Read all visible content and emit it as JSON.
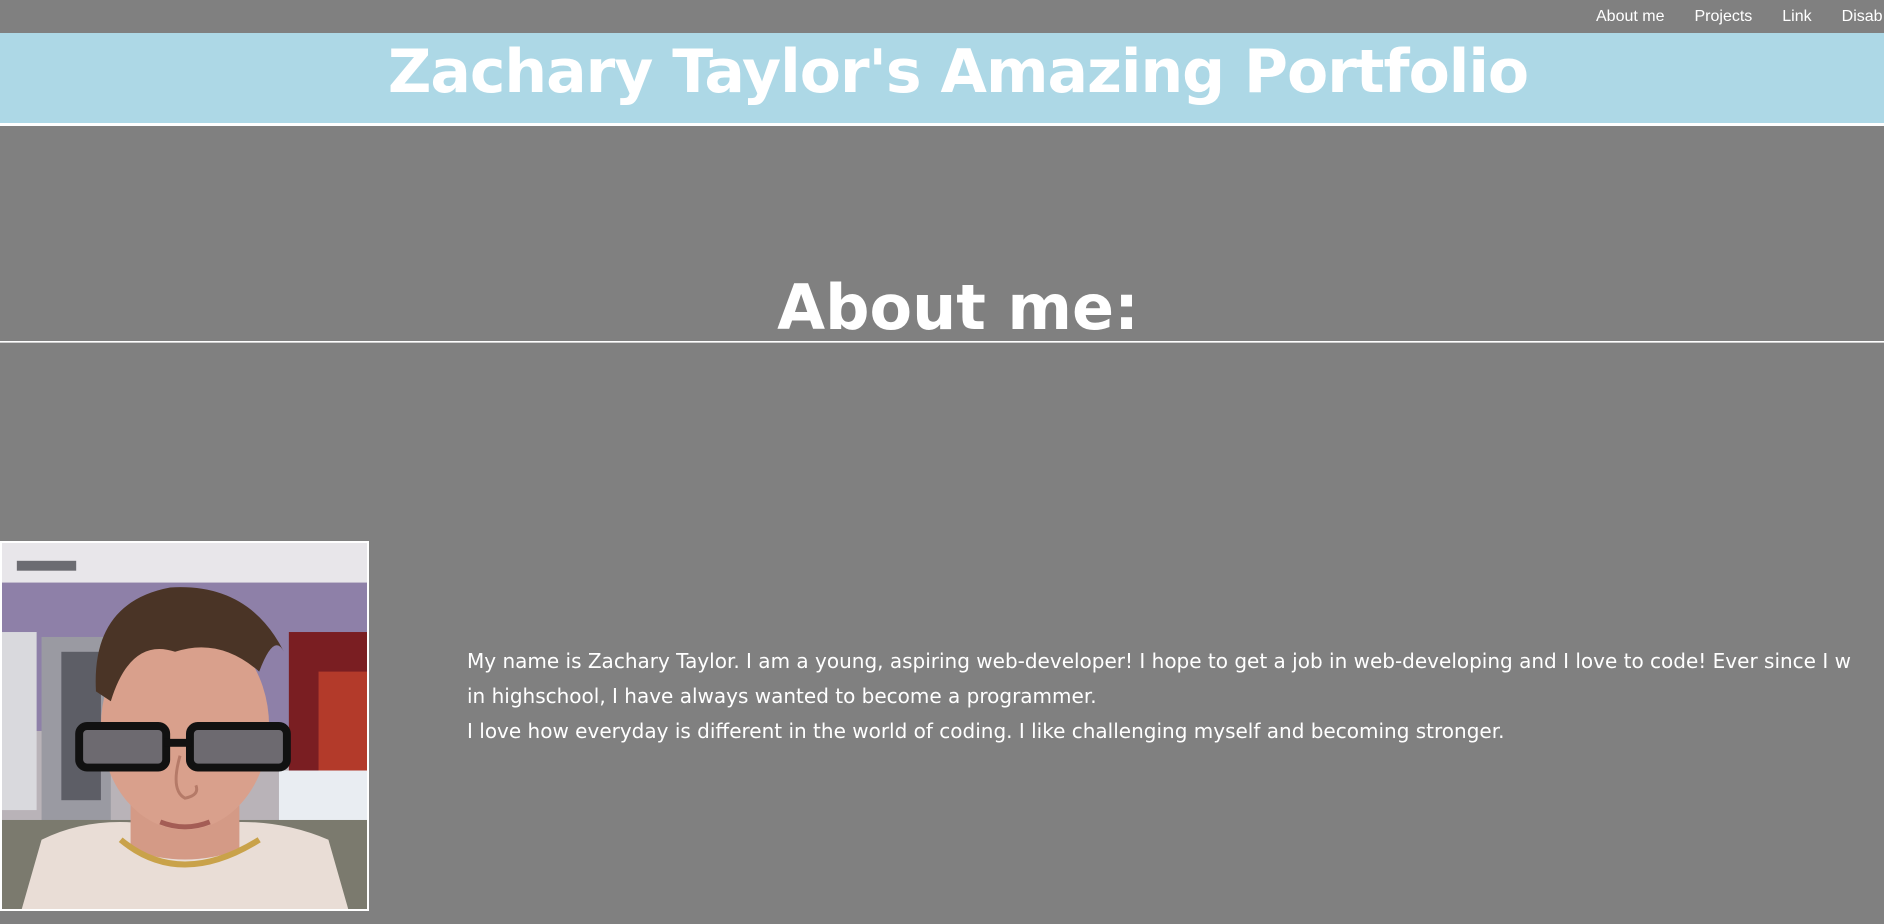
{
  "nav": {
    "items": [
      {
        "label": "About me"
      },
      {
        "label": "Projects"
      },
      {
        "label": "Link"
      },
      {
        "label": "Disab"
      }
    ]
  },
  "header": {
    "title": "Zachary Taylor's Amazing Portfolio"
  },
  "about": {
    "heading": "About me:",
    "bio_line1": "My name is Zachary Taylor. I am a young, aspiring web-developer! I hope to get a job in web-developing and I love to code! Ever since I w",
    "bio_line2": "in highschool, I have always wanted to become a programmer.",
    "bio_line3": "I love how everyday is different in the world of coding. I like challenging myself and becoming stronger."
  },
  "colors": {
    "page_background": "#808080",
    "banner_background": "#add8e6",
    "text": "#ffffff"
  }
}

**WRITTEN REQUEST**: Transcribe all the data word for word; the images stay out.

**RESULT OF THE EXERCISE**:
Read all visible content and emit it as JSON.
{
  "nav": {
    "items": [
      {
        "label": "About me"
      },
      {
        "label": "Projects"
      },
      {
        "label": "Link"
      },
      {
        "label": "Disab"
      }
    ]
  },
  "header": {
    "title": "Zachary Taylor's Amazing Portfolio"
  },
  "about": {
    "heading": "About me:",
    "bio_line1": "My name is Zachary Taylor. I am a young, aspiring web-developer! I hope to get a job in web-developing and I love to code! Ever since I w",
    "bio_line2": "in highschool, I have always wanted to become a programmer.",
    "bio_line3": "I love how everyday is different in the world of coding. I like challenging myself and becoming stronger."
  },
  "colors": {
    "page_background": "#808080",
    "banner_background": "#add8e6",
    "text": "#ffffff"
  }
}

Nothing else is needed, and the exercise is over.